REQUIREMENT: Nothing but an exact repeat of the data, with pictures removed, belongs in the answer.

Page content transcription data

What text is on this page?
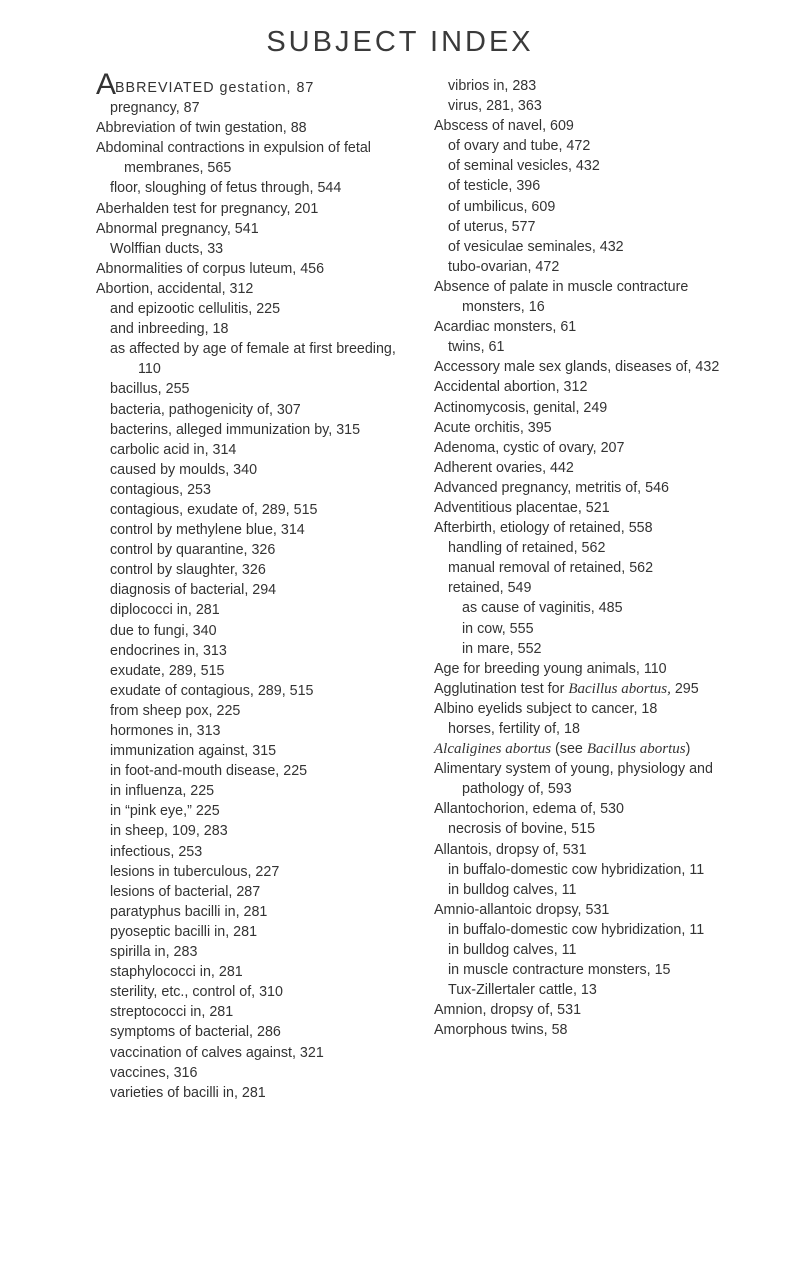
SUBJECT INDEX

ABBREVIATED gestation, 87

pregnancy, 87

Abbreviation of twin gestation, 88

Abdominal contractions in expulsion of fetal membranes, 565

floor, sloughing of fetus through, 544

Aberhalden test for pregnancy, 201

Abnormal pregnancy, 541

Wolffian ducts, 33

Abnormalities of corpus luteum, 456

Abortion, accidental, 312

and epizootic cellulitis, 225

and inbreeding, 18

as affected by age of female at first breeding, 110

bacillus, 255

bacteria, pathogenicity of, 307

bacterins, alleged immunization by, 315

carbolic acid in, 314

caused by moulds, 340

contagious, 253

contagious, exudate of, 289, 515

control by methylene blue, 314

control by quarantine, 326

control by slaughter, 326

diagnosis of bacterial, 294

diplococci in, 281

due to fungi, 340

endocrines in, 313

exudate, 289, 515

exudate of contagious, 289, 515

from sheep pox, 225

hormones in, 313

immunization against, 315

in foot-and-mouth disease, 225

in influenza, 225

in “pink eye,” 225

in sheep, 109, 283

infectious, 253

lesions in tuberculous, 227

lesions of bacterial, 287

paratyphus bacilli in, 281

pyoseptic bacilli in, 281

spirilla in, 283

staphylococci in, 281

sterility, etc., control of, 310

streptococci in, 281

symptoms of bacterial, 286

vaccination of calves against, 321

vaccines, 316

varieties of bacilli in, 281

vibrios in, 283

virus, 281, 363

Abscess of navel, 609

of ovary and tube, 472

of seminal vesicles, 432

of testicle, 396

of umbilicus, 609

of uterus, 577

of vesiculae seminales, 432

tubo-ovarian, 472

Absence of palate in muscle contracture monsters, 16

Acardiac monsters, 61

twins, 61

Accessory male sex glands, diseases of, 432

Accidental abortion, 312

Actinomycosis, genital, 249

Acute orchitis, 395

Adenoma, cystic of ovary, 207

Adherent ovaries, 442

Advanced pregnancy, metritis of, 546

Adventitious placentae, 521

Afterbirth, etiology of retained, 558

handling of retained, 562

manual removal of retained, 562

retained, 549

as cause of vaginitis, 485

in cow, 555

in mare, 552

Age for breeding young animals, 110

Agglutination test for Bacillus abortus, 295

Albino eyelids subject to cancer, 18

horses, fertility of, 18

Alcaligines abortus (see Bacillus abortus)

Alimentary system of young, physiology and pathology of, 593

Allantochorion, edema of, 530

necrosis of bovine, 515

Allantois, dropsy of, 531

in buffalo-domestic cow hybridization, 11

in bulldog calves, 11

Amnio-allantoic dropsy, 531

in buffalo-domestic cow hybridization, 11

in bulldog calves, 11

in muscle contracture monsters, 15

Tux-Zillertaler cattle, 13

Amnion, dropsy of, 531

Amorphous twins, 58
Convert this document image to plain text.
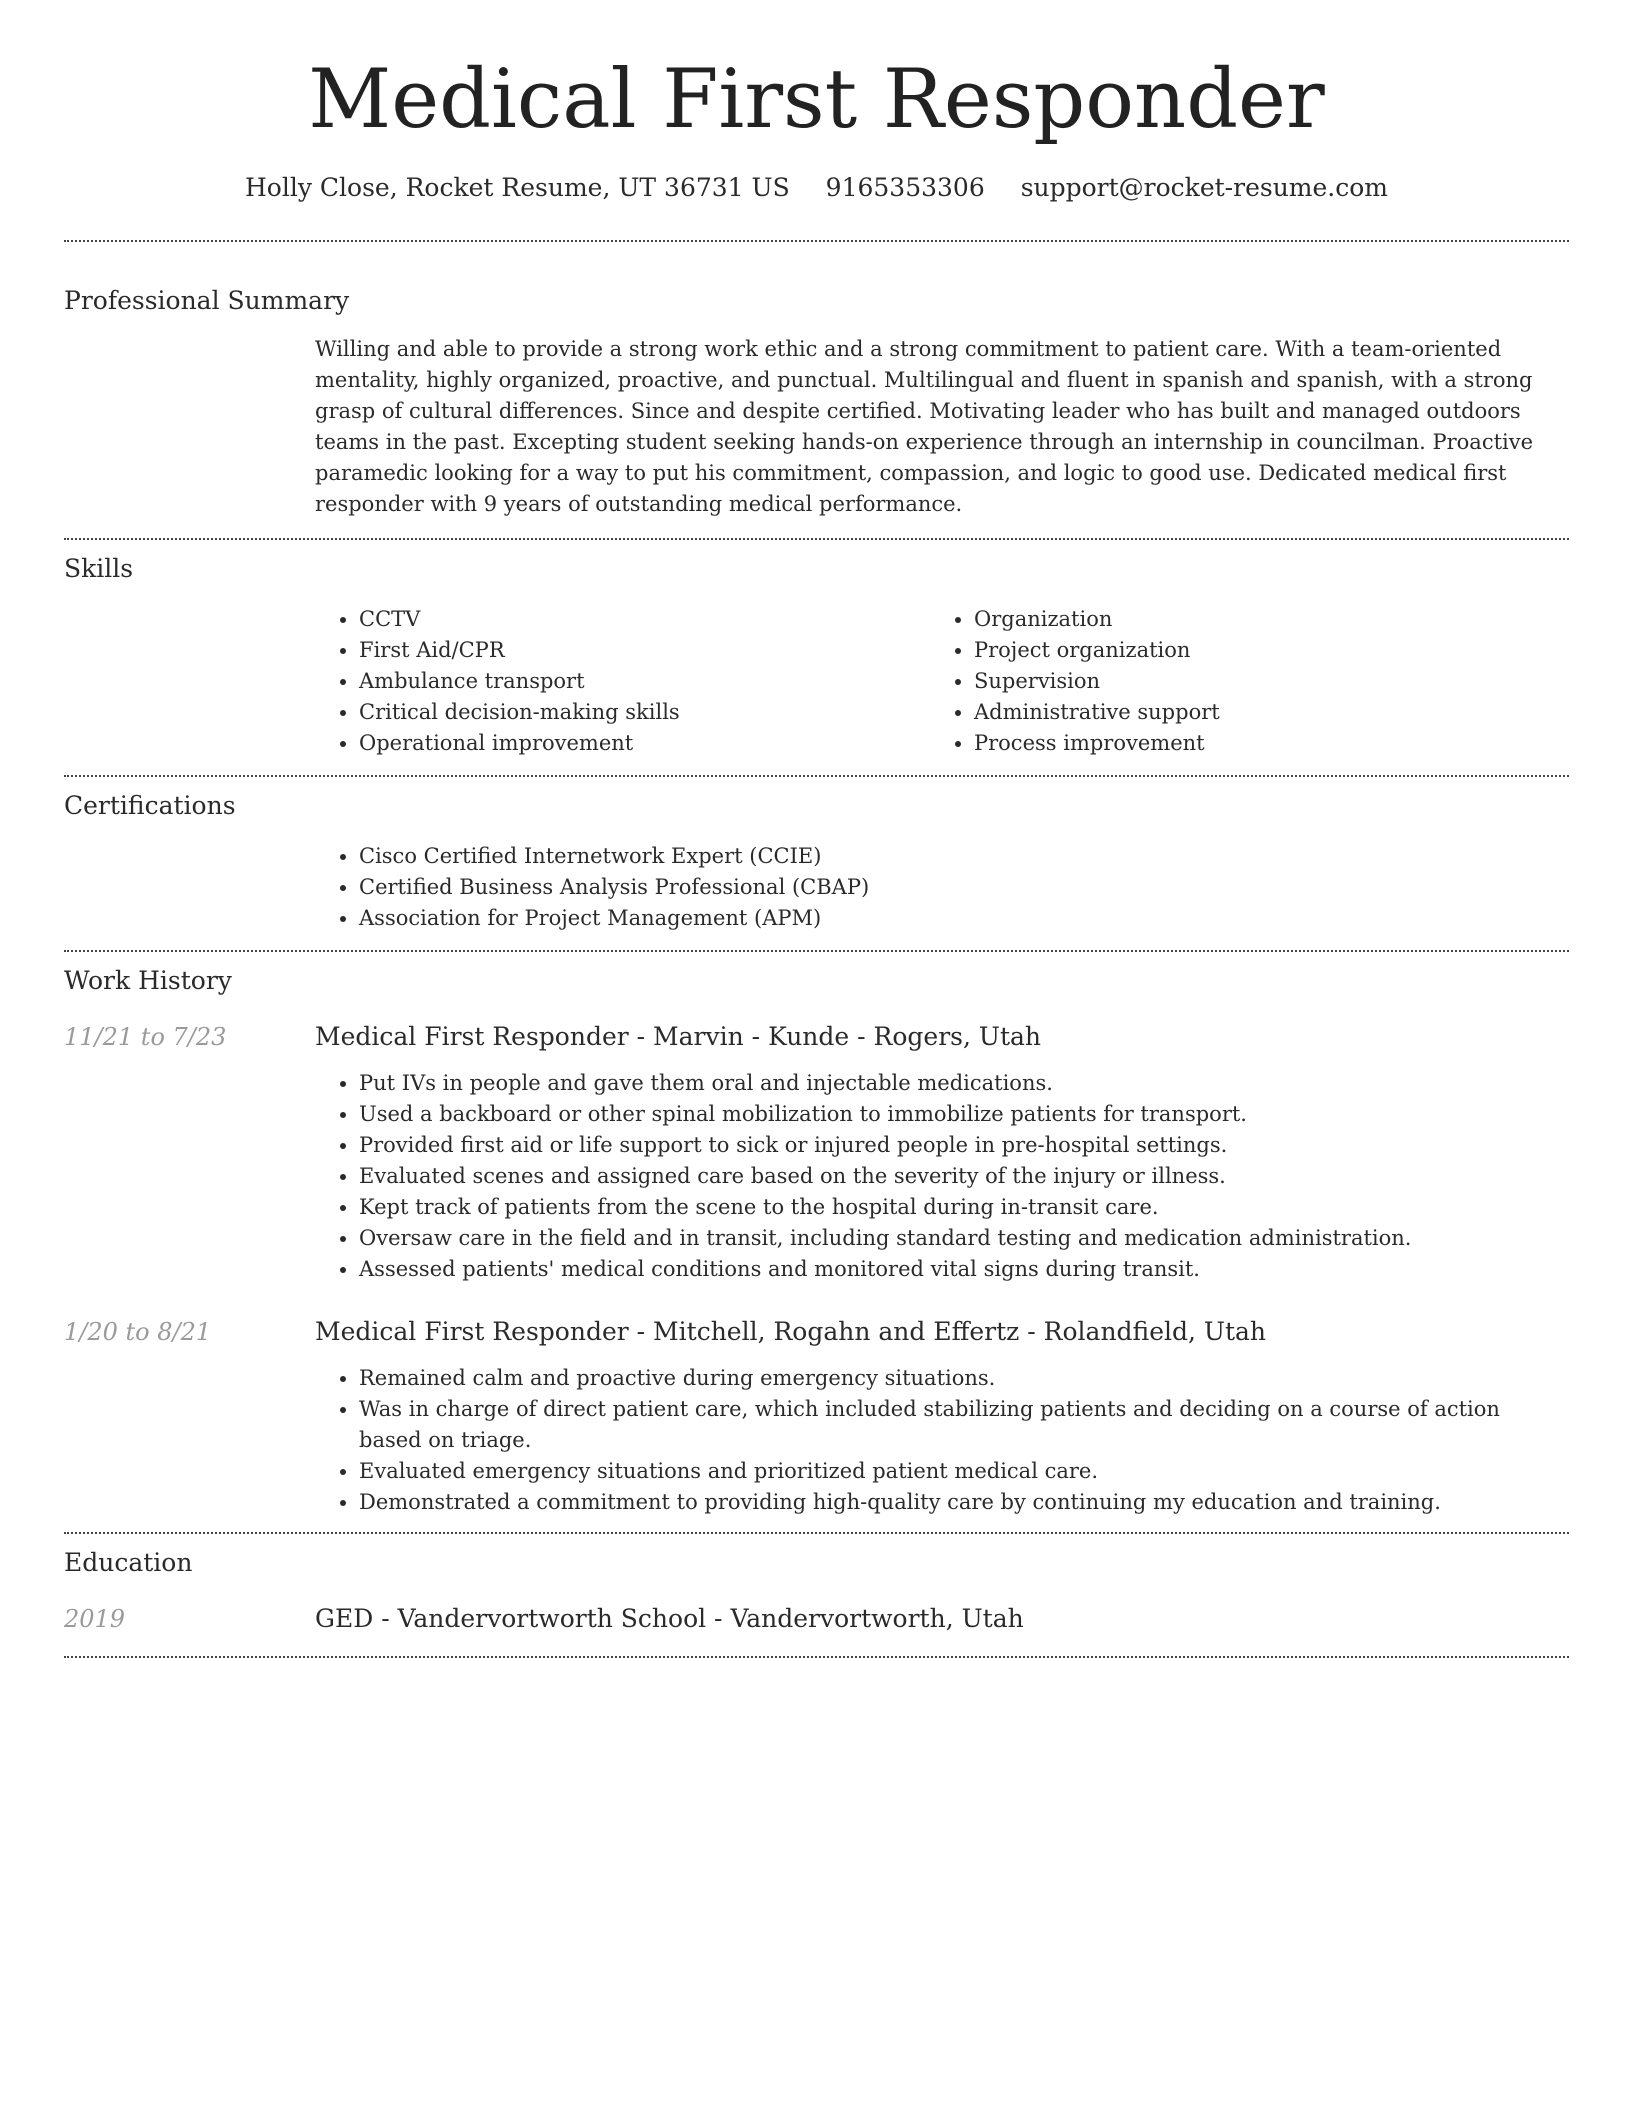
Medical First Responder
Holly Close, Rocket Resume, UT 36731 US 9165353306 support@rocket-resume.com
Professional Summary
Willing and able to provide a strong work ethic and a strong commitment to patient care. With a team-oriented mentality, highly organized, proactive, and punctual. Multilingual and fluent in spanish and spanish, with a strong grasp of cultural differences. Since and despite certified. Motivating leader who has built and managed outdoors teams in the past. Excepting student seeking hands-on experience through an internship in councilman. Proactive paramedic looking for a way to put his commitment, compassion, and logic to good use. Dedicated medical first responder with 9 years of outstanding medical performance.
Skills
• CCTV
• First Aid/CPR
• Ambulance transport
• Critical decision-making skills
• Operational improvement
• Organization
• Project organization
• Supervision
• Administrative support
• Process improvement
Certifications
• Cisco Certified Internetwork Expert (CCIE)
• Certified Business Analysis Professional (CBAP)
• Association for Project Management (APM)
Work History
11/21 to 7/23	Medical First Responder - Marvin - Kunde - Rogers, Utah
• Put IVs in people and gave them oral and injectable medications.
• Used a backboard or other spinal mobilization to immobilize patients for transport.
• Provided first aid or life support to sick or injured people in pre-hospital settings.
• Evaluated scenes and assigned care based on the severity of the injury or illness.
• Kept track of patients from the scene to the hospital during in-transit care.
• Oversaw care in the field and in transit, including standard testing and medication administration.
• Assessed patients' medical conditions and monitored vital signs during transit.
1/20 to 8/21	Medical First Responder - Mitchell, Rogahn and Effertz - Rolandfield, Utah
• Remained calm and proactive during emergency situations.
• Was in charge of direct patient care, which included stabilizing patients and deciding on a course of action based on triage.
• Evaluated emergency situations and prioritized patient medical care.
• Demonstrated a commitment to providing high-quality care by continuing my education and training.
Education
2019	GED - Vandervortworth School - Vandervortworth, Utah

OUTPUT FOR THIS EXERCISE:
What text is on this page?
SUBJECT INDEX

ABBREVIATED gestation, 87

pregnancy, 87

Abbreviation of twin gestation, 88

Abdominal contractions in expulsion of fetal membranes, 565

floor, sloughing of fetus through, 544

Aberhalden test for pregnancy, 201

Abnormal pregnancy, 541

Wolffian ducts, 33

Abnormalities of corpus luteum, 456

Abortion, accidental, 312

and epizootic cellulitis, 225

and inbreeding, 18

as affected by age of female at first breeding, 110

bacillus, 255

bacteria, pathogenicity of, 307

bacterins, alleged immunization by, 315

carbolic acid in, 314

caused by moulds, 340

contagious, 253

contagious, exudate of, 289, 515

control by methylene blue, 314

control by quarantine, 326

control by slaughter, 326

diagnosis of bacterial, 294

diplococci in, 281

due to fungi, 340

endocrines in, 313

exudate, 289, 515

exudate of contagious, 289, 515

from sheep pox, 225

hormones in, 313

immunization against, 315

in foot-and-mouth disease, 225

in influenza, 225

in “pink eye,” 225

in sheep, 109, 283

infectious, 253

lesions in tuberculous, 227

lesions of bacterial, 287

paratyphus bacilli in, 281

pyoseptic bacilli in, 281

spirilla in, 283

staphylococci in, 281

sterility, etc., control of, 310

streptococci in, 281

symptoms of bacterial, 286

vaccination of calves against, 321

vaccines, 316

varieties of bacilli in, 281

vibrios in, 283

virus, 281, 363

Abscess of navel, 609

of ovary and tube, 472

of seminal vesicles, 432

of testicle, 396

of umbilicus, 609

of uterus, 577

of vesiculae seminales, 432

tubo-ovarian, 472

Absence of palate in muscle contracture monsters, 16

Acardiac monsters, 61

twins, 61

Accessory male sex glands, diseases of, 432

Accidental abortion, 312

Actinomycosis, genital, 249

Acute orchitis, 395

Adenoma, cystic of ovary, 207

Adherent ovaries, 442

Advanced pregnancy, metritis of, 546

Adventitious placentae, 521

Afterbirth, etiology of retained, 558

handling of retained, 562

manual removal of retained, 562

retained, 549

as cause of vaginitis, 485

in cow, 555

in mare, 552

Age for breeding young animals, 110

Agglutination test for Bacillus abortus, 295

Albino eyelids subject to cancer, 18

horses, fertility of, 18

Alcaligines abortus (see Bacillus abortus)

Alimentary system of young, physiology and pathology of, 593

Allantochorion, edema of, 530

necrosis of bovine, 515

Allantois, dropsy of, 531

in buffalo-domestic cow hybridization, 11

in bulldog calves, 11

Amnio-allantoic dropsy, 531

in buffalo-domestic cow hybridization, 11

in bulldog calves, 11

in muscle contracture monsters, 15

Tux-Zillertaler cattle, 13

Amnion, dropsy of, 531

Amorphous twins, 58
Convert this document image to plain text.
Medical First Responder
Holly Close, Rocket Resume, UT 36731 US 9165353306 support@rocket-resume.com
Professional Summary
Willing and able to provide a strong work ethic and a strong commitment to patient care. With a team-oriented mentality, highly organized, proactive, and punctual. Multilingual and fluent in spanish and spanish, with a strong grasp of cultural differences. Since and despite certified. Motivating leader who has built and managed outdoors teams in the past. Excepting student seeking hands-on experience through an internship in councilman. Proactive paramedic looking for a way to put his commitment, compassion, and logic to good use. Dedicated medical first responder with 9 years of outstanding medical performance.
Skills
• CCTV
• First Aid/CPR
• Ambulance transport
• Critical decision-making skills
• Operational improvement
• Organization
• Project organization
• Supervision
• Administrative support
• Process improvement
Certifications
• Cisco Certified Internetwork Expert (CCIE)
• Certified Business Analysis Professional (CBAP)
• Association for Project Management (APM)
Work History
11/21 to 7/23	Medical First Responder - Marvin - Kunde - Rogers, Utah
• Put IVs in people and gave them oral and injectable medications.
• Used a backboard or other spinal mobilization to immobilize patients for transport.
• Provided first aid or life support to sick or injured people in pre-hospital settings.
• Evaluated scenes and assigned care based on the severity of the injury or illness.
• Kept track of patients from the scene to the hospital during in-transit care.
• Oversaw care in the field and in transit, including standard testing and medication administration.
• Assessed patients' medical conditions and monitored vital signs during transit.
1/20 to 8/21	Medical First Responder - Mitchell, Rogahn and Effertz - Rolandfield, Utah
• Remained calm and proactive during emergency situations.
• Was in charge of direct patient care, which included stabilizing patients and deciding on a course of action based on triage.
• Evaluated emergency situations and prioritized patient medical care.
• Demonstrated a commitment to providing high-quality care by continuing my education and training.
Education
2019	GED - Vandervortworth School - Vandervortworth, Utah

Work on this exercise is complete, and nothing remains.